#### [Stated problem]
Below is a listing to write out in full, exactly as given, without its pictures.

#### [Data for this task]
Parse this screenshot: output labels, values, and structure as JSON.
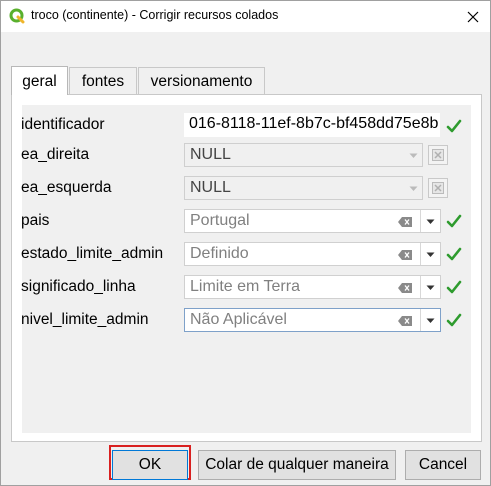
{
  "window": {
    "title": "troco (continente) - Corrigir recursos colados"
  },
  "tabs": [
    {
      "label": "geral",
      "active": true
    },
    {
      "label": "fontes",
      "active": false
    },
    {
      "label": "versionamento",
      "active": false
    }
  ],
  "fields": [
    {
      "label": "identificador",
      "value": "016-8118-11ef-8b7c-bf458dd75e8b",
      "status": "ok"
    },
    {
      "label": "ea_direita",
      "value": "NULL",
      "status": "disabled"
    },
    {
      "label": "ea_esquerda",
      "value": "NULL",
      "status": "disabled"
    },
    {
      "label": "pais",
      "value": "Portugal",
      "status": "ok"
    },
    {
      "label": "estado_limite_admin",
      "value": "Definido",
      "status": "ok"
    },
    {
      "label": "significado_linha",
      "value": "Limite em Terra",
      "status": "ok"
    },
    {
      "label": "nivel_limite_admin",
      "value": "Não Aplicável",
      "status": "ok"
    }
  ],
  "buttons": {
    "ok": "OK",
    "paste_anyway": "Colar de qualquer maneira",
    "cancel": "Cancel"
  },
  "colors": {
    "check_green": "#2e9b2e",
    "highlight_red": "#d92020",
    "focus_blue": "#0078d7"
  }
}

#### [The reply]
Parse this screenshot: output labels, values, and structure as JSON.
{
  "window": {
    "title": "troco (continente) - Corrigir recursos colados"
  },
  "tabs": [
    {
      "label": "geral",
      "active": true
    },
    {
      "label": "fontes",
      "active": false
    },
    {
      "label": "versionamento",
      "active": false
    }
  ],
  "fields": [
    {
      "label": "identificador",
      "value": "016-8118-11ef-8b7c-bf458dd75e8b",
      "status": "ok"
    },
    {
      "label": "ea_direita",
      "value": "NULL",
      "status": "disabled"
    },
    {
      "label": "ea_esquerda",
      "value": "NULL",
      "status": "disabled"
    },
    {
      "label": "pais",
      "value": "Portugal",
      "status": "ok"
    },
    {
      "label": "estado_limite_admin",
      "value": "Definido",
      "status": "ok"
    },
    {
      "label": "significado_linha",
      "value": "Limite em Terra",
      "status": "ok"
    },
    {
      "label": "nivel_limite_admin",
      "value": "Não Aplicável",
      "status": "ok"
    }
  ],
  "buttons": {
    "ok": "OK",
    "paste_anyway": "Colar de qualquer maneira",
    "cancel": "Cancel"
  },
  "colors": {
    "check_green": "#2e9b2e",
    "highlight_red": "#d92020",
    "focus_blue": "#0078d7"
  }
}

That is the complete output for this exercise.